# [Task prompt]
Can you transcribe the data exactly? Leave the pictures out.

Stored items from a collection

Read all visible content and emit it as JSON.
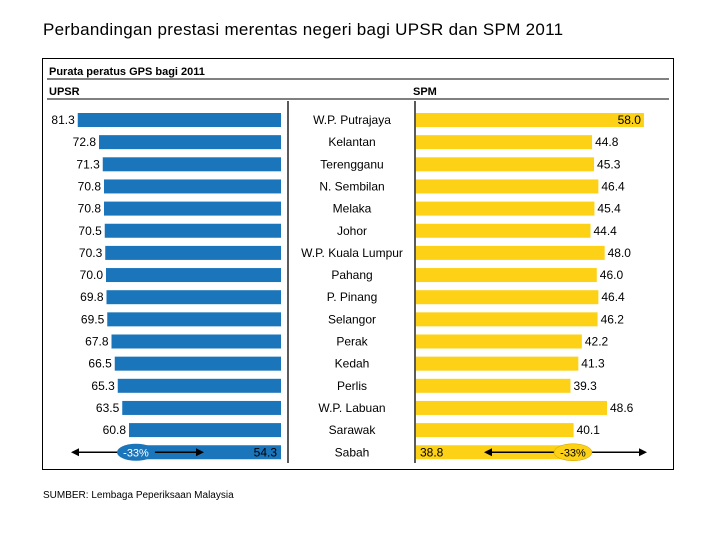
{
  "title": "Perbandingan prestasi merentas negeri bagi UPSR dan SPM 2011",
  "source": "SUMBER: Lembaga Peperiksaan Malaysia",
  "chart_data": {
    "type": "bar",
    "subtitle": "Purata peratus GPS bagi 2011",
    "categories": [
      "W.P. Putrajaya",
      "Kelantan",
      "Terengganu",
      "N. Sembilan",
      "Melaka",
      "Johor",
      "W.P. Kuala Lumpur",
      "Pahang",
      "P. Pinang",
      "Selangor",
      "Perak",
      "Kedah",
      "Perlis",
      "W.P. Labuan",
      "Sarawak",
      "Sabah"
    ],
    "series": [
      {
        "name": "UPSR",
        "color": "#1a75bb",
        "values": [
          81.3,
          72.8,
          71.3,
          70.8,
          70.8,
          70.5,
          70.3,
          70.0,
          69.8,
          69.5,
          67.8,
          66.5,
          65.3,
          63.5,
          60.8,
          54.3
        ]
      },
      {
        "name": "SPM",
        "color": "#fcd116",
        "values": [
          58.0,
          44.8,
          45.3,
          46.4,
          45.4,
          44.4,
          48.0,
          46.0,
          46.4,
          46.2,
          42.2,
          41.3,
          39.3,
          48.6,
          40.1,
          38.8
        ]
      }
    ],
    "annotations": [
      {
        "series": "UPSR",
        "text": "-33%",
        "color": "#1a75bb"
      },
      {
        "series": "SPM",
        "text": "-33%",
        "color": "#fcd116"
      }
    ]
  }
}
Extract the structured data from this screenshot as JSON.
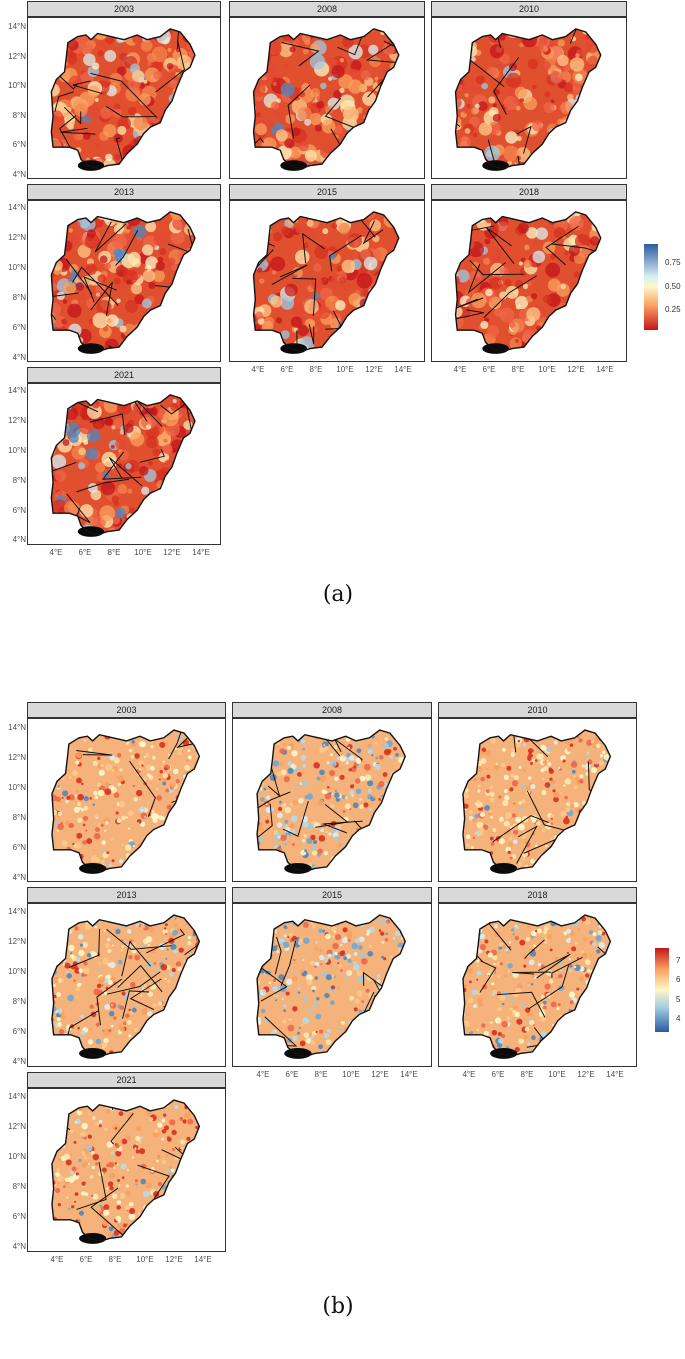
{
  "figure_a": {
    "panels": [
      "2003",
      "2008",
      "2010",
      "2013",
      "2015",
      "2018",
      "2021"
    ],
    "y_ticks": [
      "14°N",
      "12°N",
      "10°N",
      "8°N",
      "6°N",
      "4°N"
    ],
    "x_ticks": [
      "4°E",
      "6°E",
      "8°E",
      "10°E",
      "12°E",
      "14°E"
    ],
    "legend": {
      "ticks": [
        "0.75",
        "0.50",
        "0.25"
      ],
      "colors": [
        "#2c5aa0",
        "#fdf7c8",
        "#c4161c"
      ]
    },
    "caption": "(a)"
  },
  "figure_b": {
    "panels": [
      "2003",
      "2008",
      "2010",
      "2013",
      "2015",
      "2018",
      "2021"
    ],
    "y_ticks": [
      "14°N",
      "12°N",
      "10°N",
      "8°N",
      "6°N",
      "4°N"
    ],
    "x_ticks": [
      "4°E",
      "6°E",
      "8°E",
      "10°E",
      "12°E",
      "14°E"
    ],
    "legend": {
      "ticks": [
        "7",
        "6",
        "5",
        "4"
      ],
      "colors": [
        "#c4161c",
        "#fdf7c8",
        "#2c5aa0"
      ]
    },
    "caption": "(b)"
  }
}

# [Written solution]
Read all visible content and emit it as JSON.
{
  "title": "Perbandingan prestasi merentas negeri bagi UPSR dan SPM 2011",
  "source": "SUMBER: Lembaga Peperiksaan Malaysia",
  "chart_data": {
    "type": "bar",
    "subtitle": "Purata peratus GPS bagi 2011",
    "categories": [
      "W.P. Putrajaya",
      "Kelantan",
      "Terengganu",
      "N. Sembilan",
      "Melaka",
      "Johor",
      "W.P. Kuala Lumpur",
      "Pahang",
      "P. Pinang",
      "Selangor",
      "Perak",
      "Kedah",
      "Perlis",
      "W.P. Labuan",
      "Sarawak",
      "Sabah"
    ],
    "series": [
      {
        "name": "UPSR",
        "color": "#1a75bb",
        "values": [
          81.3,
          72.8,
          71.3,
          70.8,
          70.8,
          70.5,
          70.3,
          70.0,
          69.8,
          69.5,
          67.8,
          66.5,
          65.3,
          63.5,
          60.8,
          54.3
        ]
      },
      {
        "name": "SPM",
        "color": "#fcd116",
        "values": [
          58.0,
          44.8,
          45.3,
          46.4,
          45.4,
          44.4,
          48.0,
          46.0,
          46.4,
          46.2,
          42.2,
          41.3,
          39.3,
          48.6,
          40.1,
          38.8
        ]
      }
    ],
    "annotations": [
      {
        "series": "UPSR",
        "text": "-33%",
        "color": "#1a75bb"
      },
      {
        "series": "SPM",
        "text": "-33%",
        "color": "#fcd116"
      }
    ]
  }
}
Extract the structured data from this screenshot as JSON.
{
  "figure_a": {
    "panels": [
      "2003",
      "2008",
      "2010",
      "2013",
      "2015",
      "2018",
      "2021"
    ],
    "y_ticks": [
      "14°N",
      "12°N",
      "10°N",
      "8°N",
      "6°N",
      "4°N"
    ],
    "x_ticks": [
      "4°E",
      "6°E",
      "8°E",
      "10°E",
      "12°E",
      "14°E"
    ],
    "legend": {
      "ticks": [
        "0.75",
        "0.50",
        "0.25"
      ],
      "colors": [
        "#2c5aa0",
        "#fdf7c8",
        "#c4161c"
      ]
    },
    "caption": "(a)"
  },
  "figure_b": {
    "panels": [
      "2003",
      "2008",
      "2010",
      "2013",
      "2015",
      "2018",
      "2021"
    ],
    "y_ticks": [
      "14°N",
      "12°N",
      "10°N",
      "8°N",
      "6°N",
      "4°N"
    ],
    "x_ticks": [
      "4°E",
      "6°E",
      "8°E",
      "10°E",
      "12°E",
      "14°E"
    ],
    "legend": {
      "ticks": [
        "7",
        "6",
        "5",
        "4"
      ],
      "colors": [
        "#c4161c",
        "#fdf7c8",
        "#2c5aa0"
      ]
    },
    "caption": "(b)"
  }
}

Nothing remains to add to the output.